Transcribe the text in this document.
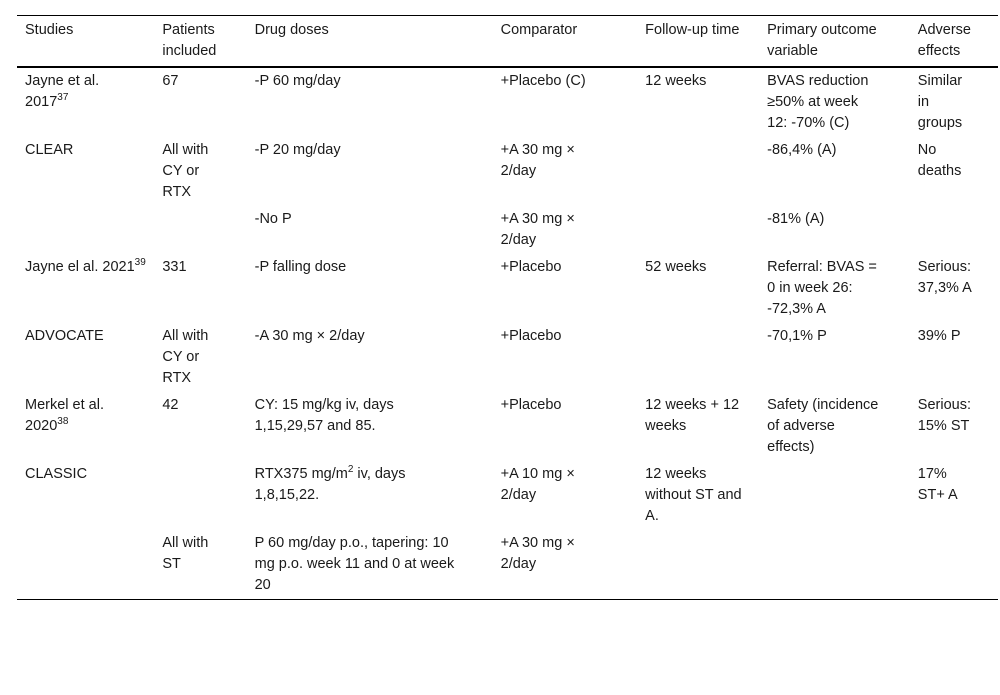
Studies	Patients included	Drug doses	Comparator	Follow-up time	Primary outcome variable	Adverse effects
Jayne et al. 2017$^{37}$	67	-P 60 mg/day	+Placebo (C)	12 weeks	BVAS reduction ≥50% at week 12: -70% (C)	Similar in groups

CLEAR	All with CY or RTX	-P 20 mg/day	+A 30 mg × 2/day		-86,4% (A)	No deaths

		-No P	+A 30 mg × 2/day		-81% (A)	

Jayne el al. 2021$^{39}$	331	-P falling dose	+Placebo	52 weeks	Referral: BVAS = 0 in week 26: -72,3% A	Serious: 37,3% A

ADVOCATE	All with CY or RTX	-A 30 mg × 2/day	+Placebo		-70,1% P	39% P

Merkel et al. 2020$^{38}$	42	CY: 15 mg/kg iv, days 1,15,29,57 and 85.	+Placebo	12 weeks + 12 weeks	Safety (incidence of adverse effects)	Serious: 15% ST

CLASSIC		RTX375 $mg/m^2$ iv, days 1,8,15,22.	+A 10 mg × 2/day	12 weeks without ST and A.		17% ST+ A

	All with ST	P 60 mg/day p.o., tapering: 10 mg p.o. week 11 and 0 at week 20	+A 30 mg × 2/day			
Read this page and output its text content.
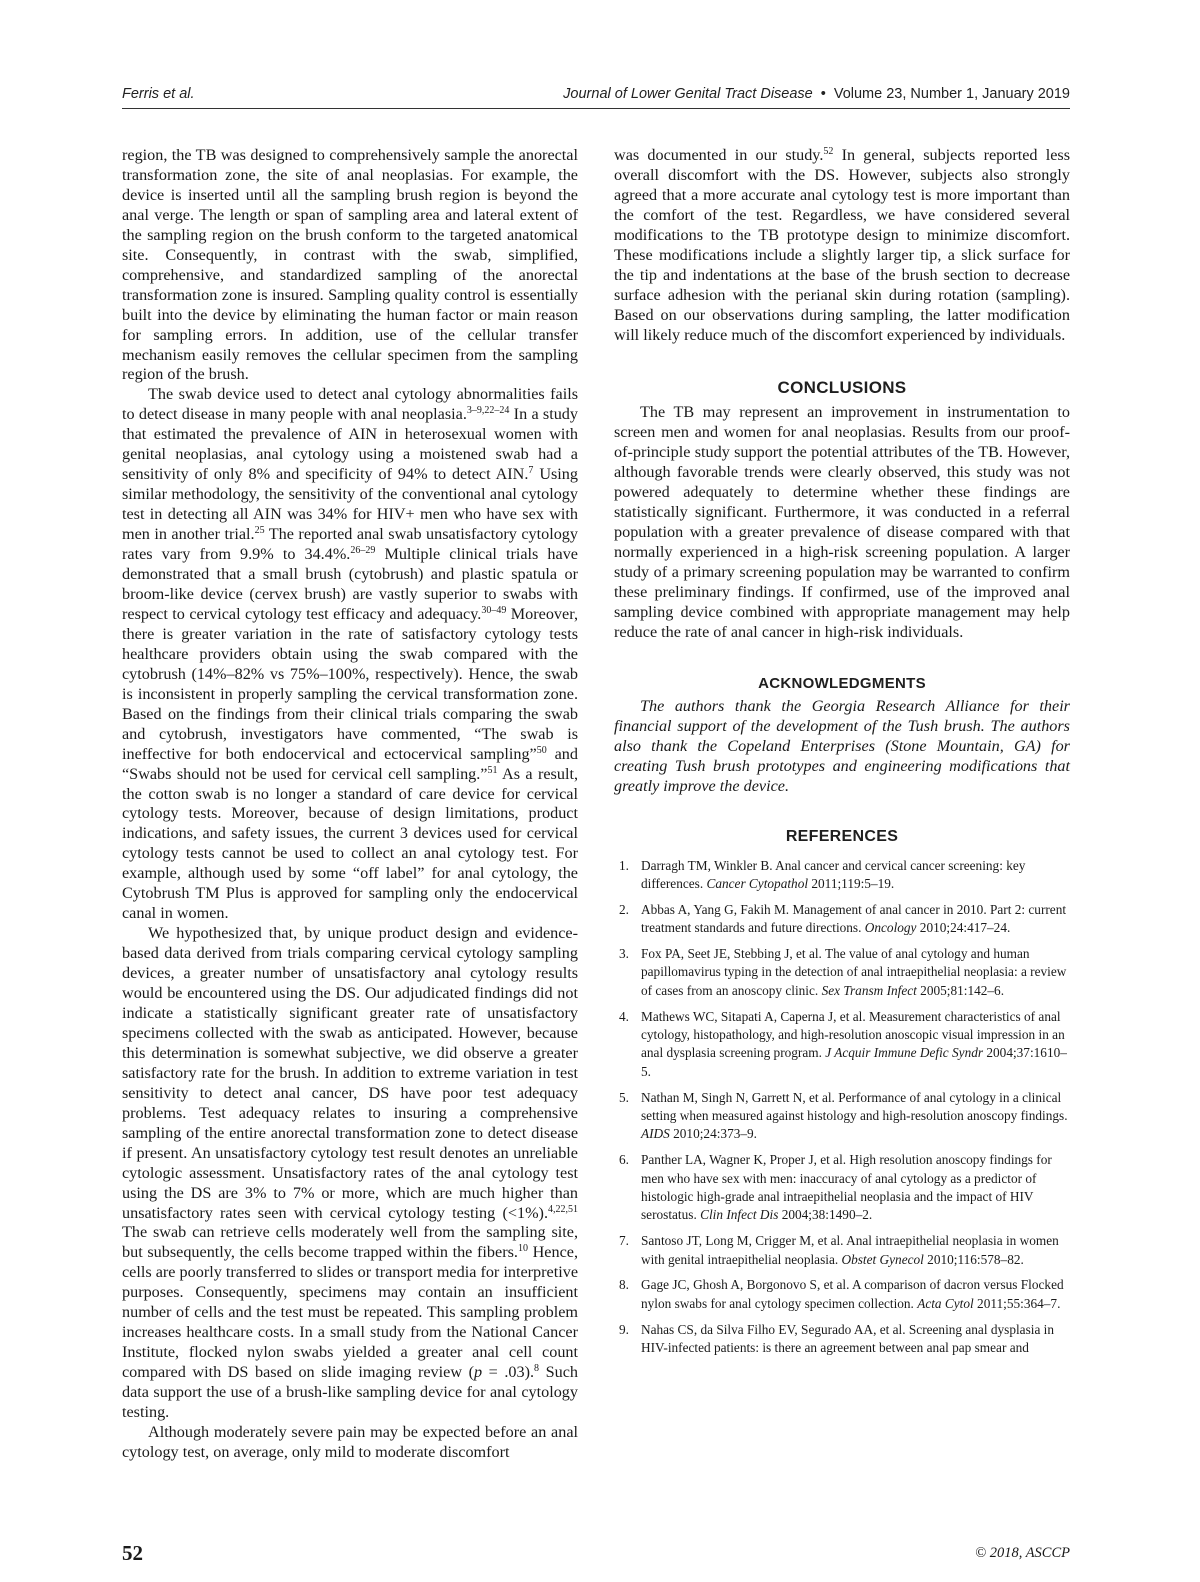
Ferris et al.	Journal of Lower Genital Tract Disease • Volume 23, Number 1, January 2019

region, the TB was designed to comprehensively sample the anorectal transformation zone, the site of anal neoplasias. For example, the device is inserted until all the sampling brush region is beyond the anal verge. The length or span of sampling area and lateral extent of the sampling region on the brush conform to the targeted anatomical site. Consequently, in contrast with the swab, simplified, comprehensive, and standardized sampling of the anorectal transformation zone is insured. Sampling quality control is essentially built into the device by eliminating the human factor or main reason for sampling errors. In addition, use of the cellular transfer mechanism easily removes the cellular specimen from the sampling region of the brush.

The swab device used to detect anal cytology abnormalities fails to detect disease in many people with anal neoplasia.$^{3-9,22-24}$ In a study that estimated the prevalence of AIN in heterosexual women with genital neoplasias, anal cytology using a moistened swab had a sensitivity of only 8% and specificity of 94% to detect AIN.$^7$ Using similar methodology, the sensitivity of the conventional anal cytology test in detecting all AIN was 34% for HIV+ men who have sex with men in another trial.$^{25}$ The reported anal swab unsatisfactory cytology rates vary from 9.9% to 34.4%.$^{26-29}$ Multiple clinical trials have demonstrated that a small brush (cytobrush) and plastic spatula or broom-like device (cervex brush) are vastly superior to swabs with respect to cervical cytology test efficacy and adequacy.$^{30-49}$ Moreover, there is greater variation in the rate of satisfactory cytology tests healthcare providers obtain using the swab compared with the cytobrush (14%–82% vs 75%–100%, respectively). Hence, the swab is inconsistent in properly sampling the cervical transformation zone. Based on the findings from their clinical trials comparing the swab and cytobrush, investigators have commented, “The swab is ineffective for both endocervical and ectocervical sampling”$^{50}$ and “Swabs should not be used for cervical cell sampling.”$^{51}$ As a result, the cotton swab is no longer a standard of care device for cervical cytology tests. Moreover, because of design limitations, product indications, and safety issues, the current 3 devices used for cervical cytology tests cannot be used to collect an anal cytology test. For example, although used by some “off label” for anal cytology, the Cytobrush TM Plus is approved for sampling only the endocervical canal in women.

We hypothesized that, by unique product design and evidence-based data derived from trials comparing cervical cytology sampling devices, a greater number of unsatisfactory anal cytology results would be encountered using the DS. Our adjudicated findings did not indicate a statistically significant greater rate of unsatisfactory specimens collected with the swab as anticipated. However, because this determination is somewhat subjective, we did observe a greater satisfactory rate for the brush. In addition to extreme variation in test sensitivity to detect anal cancer, DS have poor test adequacy problems. Test adequacy relates to insuring a comprehensive sampling of the entire anorectal transformation zone to detect disease if present. An unsatisfactory cytology test result denotes an unreliable cytologic assessment. Unsatisfactory rates of the anal cytology test using the DS are 3% to 7% or more, which are much higher than unsatisfactory rates seen with cervical cytology testing (<1%).$^{4,22,51}$ The swab can retrieve cells moderately well from the sampling site, but subsequently, the cells become trapped within the fibers.$^{10}$ Hence, cells are poorly transferred to slides or transport media for interpretive purposes. Consequently, specimens may contain an insufficient number of cells and the test must be repeated. This sampling problem increases healthcare costs. In a small study from the National Cancer Institute, flocked nylon swabs yielded a greater anal cell count compared with DS based on slide imaging review (p = .03).$^8$ Such data support the use of a brush-like sampling device for anal cytology testing.

Although moderately severe pain may be expected before an anal cytology test, on average, only mild to moderate discomfort

was documented in our study.$^{52}$ In general, subjects reported less overall discomfort with the DS. However, subjects also strongly agreed that a more accurate anal cytology test is more important than the comfort of the test. Regardless, we have considered several modifications to the TB prototype design to minimize discomfort. These modifications include a slightly larger tip, a slick surface for the tip and indentations at the base of the brush section to decrease surface adhesion with the perianal skin during rotation (sampling). Based on our observations during sampling, the latter modification will likely reduce much of the discomfort experienced by individuals.

CONCLUSIONS

The TB may represent an improvement in instrumentation to screen men and women for anal neoplasias. Results from our proof-of-principle study support the potential attributes of the TB. However, although favorable trends were clearly observed, this study was not powered adequately to determine whether these findings are statistically significant. Furthermore, it was conducted in a referral population with a greater prevalence of disease compared with that normally experienced in a high-risk screening population. A larger study of a primary screening population may be warranted to confirm these preliminary findings. If confirmed, use of the improved anal sampling device combined with appropriate management may help reduce the rate of anal cancer in high-risk individuals.

ACKNOWLEDGMENTS

The authors thank the Georgia Research Alliance for their financial support of the development of the Tush brush. The authors also thank the Copeland Enterprises (Stone Mountain, GA) for creating Tush brush prototypes and engineering modifications that greatly improve the device.

REFERENCES
1. Darragh TM, Winkler B. Anal cancer and cervical cancer screening: key differences. Cancer Cytopathol 2011;119:5–19.
2. Abbas A, Yang G, Fakih M. Management of anal cancer in 2010. Part 2: current treatment standards and future directions. Oncology 2010;24:417–24.
3. Fox PA, Seet JE, Stebbing J, et al. The value of anal cytology and human papillomavirus typing in the detection of anal intraepithelial neoplasia: a review of cases from an anoscopy clinic. Sex Transm Infect 2005;81:142–6.
4. Mathews WC, Sitapati A, Caperna J, et al. Measurement characteristics of anal cytology, histopathology, and high-resolution anoscopic visual impression in an anal dysplasia screening program. J Acquir Immune Defic Syndr 2004;37:1610–5.
5. Nathan M, Singh N, Garrett N, et al. Performance of anal cytology in a clinical setting when measured against histology and high-resolution anoscopy findings. AIDS 2010;24:373–9.
6. Panther LA, Wagner K, Proper J, et al. High resolution anoscopy findings for men who have sex with men: inaccuracy of anal cytology as a predictor of histologic high-grade anal intraepithelial neoplasia and the impact of HIV serostatus. Clin Infect Dis 2004;38:1490–2.
7. Santoso JT, Long M, Crigger M, et al. Anal intraepithelial neoplasia in women with genital intraepithelial neoplasia. Obstet Gynecol 2010;116:578–82.
8. Gage JC, Ghosh A, Borgonovo S, et al. A comparison of dacron versus Flocked nylon swabs for anal cytology specimen collection. Acta Cytol 2011;55:364–7.
9. Nahas CS, da Silva Filho EV, Segurado AA, et al. Screening anal dysplasia in HIV-infected patients: is there an agreement between anal pap smear and
52	© 2018, ASCCP
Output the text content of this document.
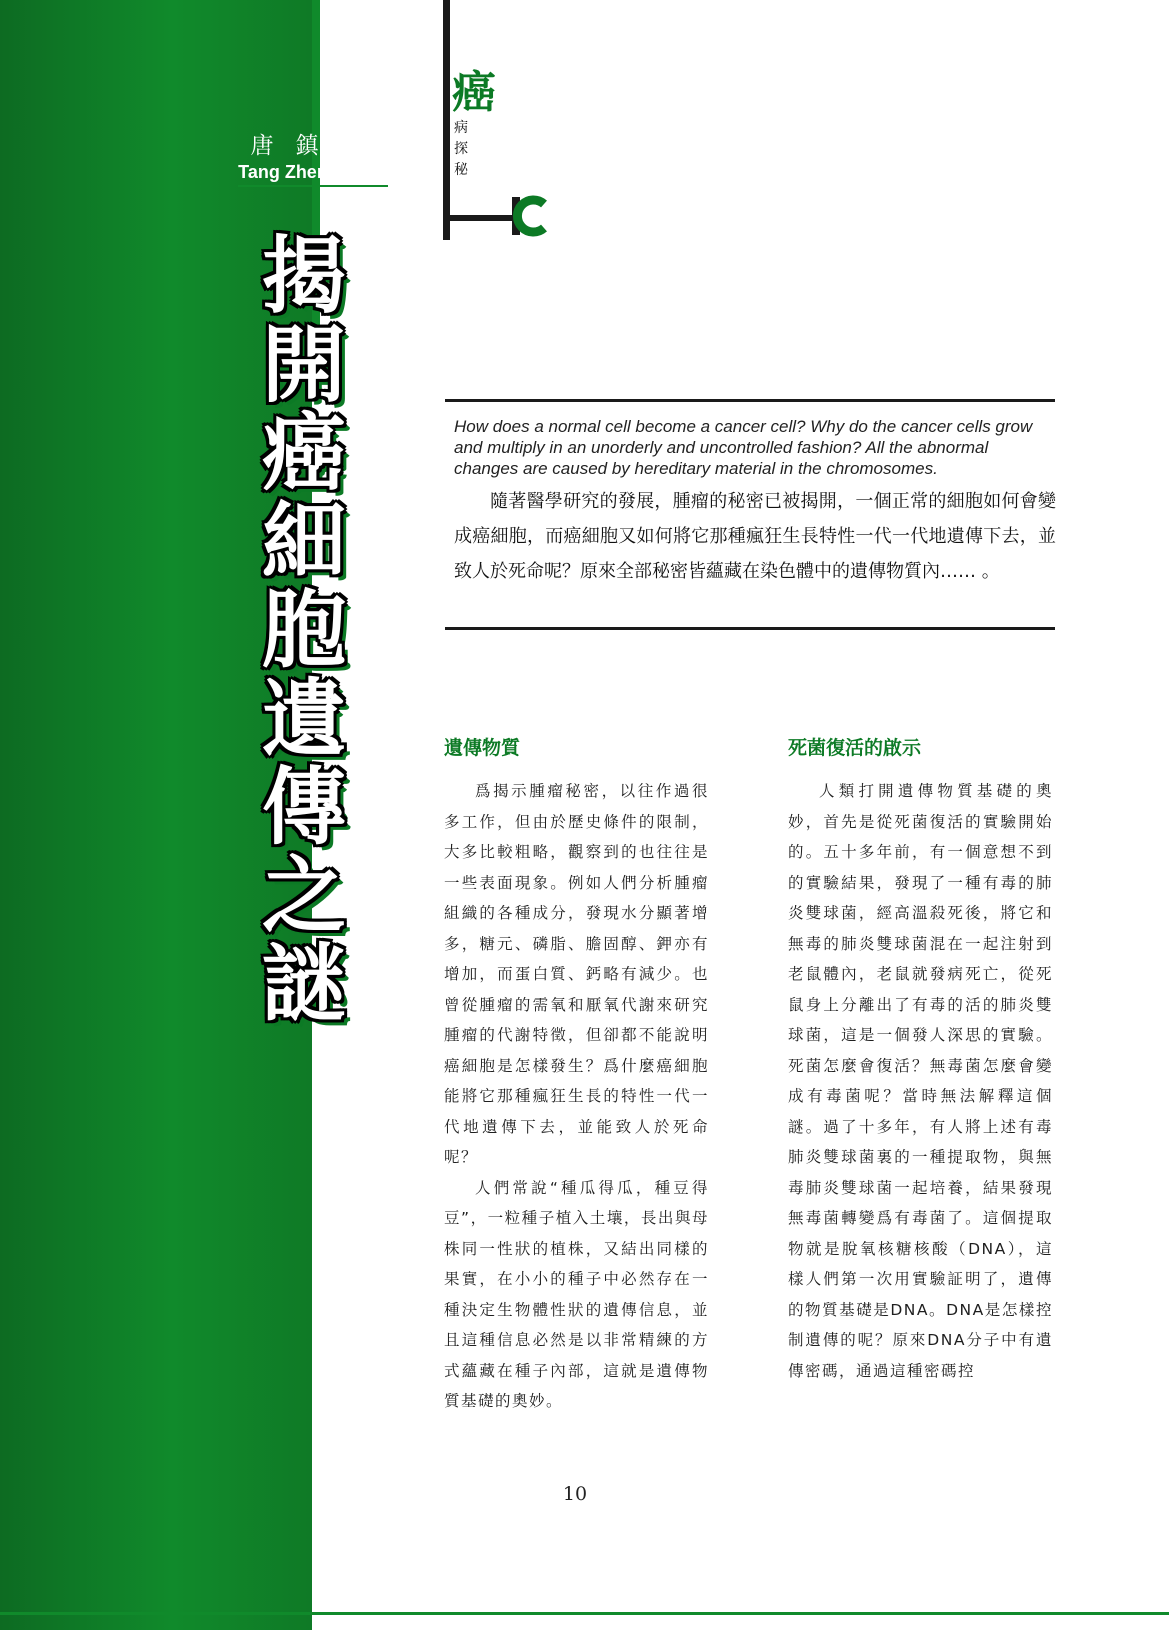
唐鎮生
Tang Zhen Sheng
揭
開
癌
細
胞
遺
傳
之
謎
癌
病
探
秘
How does a normal cell become a cancer cell? Why do the cancer cells grow and multiply in an unorderly and uncontrolled fashion? All the abnormal changes are caused by hereditary material in the chromosomes.
隨著醫學研究的發展，腫瘤的秘密已被揭開，一個正常的細胞如何會變成癌細胞，而癌細胞又如何將它那種瘋狂生長特性一代一代地遺傳下去，並致人於死命呢？原來全部秘密皆蘊藏在染色體中的遺傳物質內…… 。
遺傳物質

爲揭示腫瘤秘密，以往作過很多工作，但由於歷史條件的限制，大多比較粗略，觀察到的也往往是一些表面現象。例如人們分析腫瘤組織的各種成分，發現水分顯著增多，糖元、磷脂、膽固醇、鉀亦有增加，而蛋白質、鈣略有減少。也曾從腫瘤的需氧和厭氧代謝來研究腫瘤的代謝特徵，但卻都不能說明癌細胞是怎樣發生？爲什麼癌細胞能將它那種瘋狂生長的特性一代一代地遺傳下去，並能致人於死命呢？

人們常說“種瓜得瓜，種豆得豆”，一粒種子植入土壤，長出與母株同一性狀的植株，又結出同樣的果實，在小小的種子中必然存在一種決定生物體性狀的遺傳信息，並且這種信息必然是以非常精練的方式蘊藏在種子內部，這就是遺傳物質基礎的奧妙。

死菌復活的啟示

人類打開遺傳物質基礎的奧妙，首先是從死菌復活的實驗開始的。五十多年前，有一個意想不到的實驗結果，發現了一種有毒的肺炎雙球菌，經高溫殺死後，將它和無毒的肺炎雙球菌混在一起注射到老鼠體內，老鼠就發病死亡，從死鼠身上分離出了有毒的活的肺炎雙球菌，這是一個發人深思的實驗。死菌怎麼會復活？無毒菌怎麼會變成有毒菌呢？當時無法解釋這個謎。過了十多年，有人將上述有毒肺炎雙球菌裏的一種提取物，與無毒肺炎雙球菌一起培養，結果發現無毒菌轉變爲有毒菌了。這個提取物就是脫氧核糖核酸（DNA），這樣人們第一次用實驗証明了，遺傳的物質基礎是DNA。DNA是怎樣控制遺傳的呢？原來DNA分子中有遺傳密碼，通過這種密碼控

10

Your task
Give the number of lines in the entries above that include the string "Placebo". Write nothing but that number.

Written response
4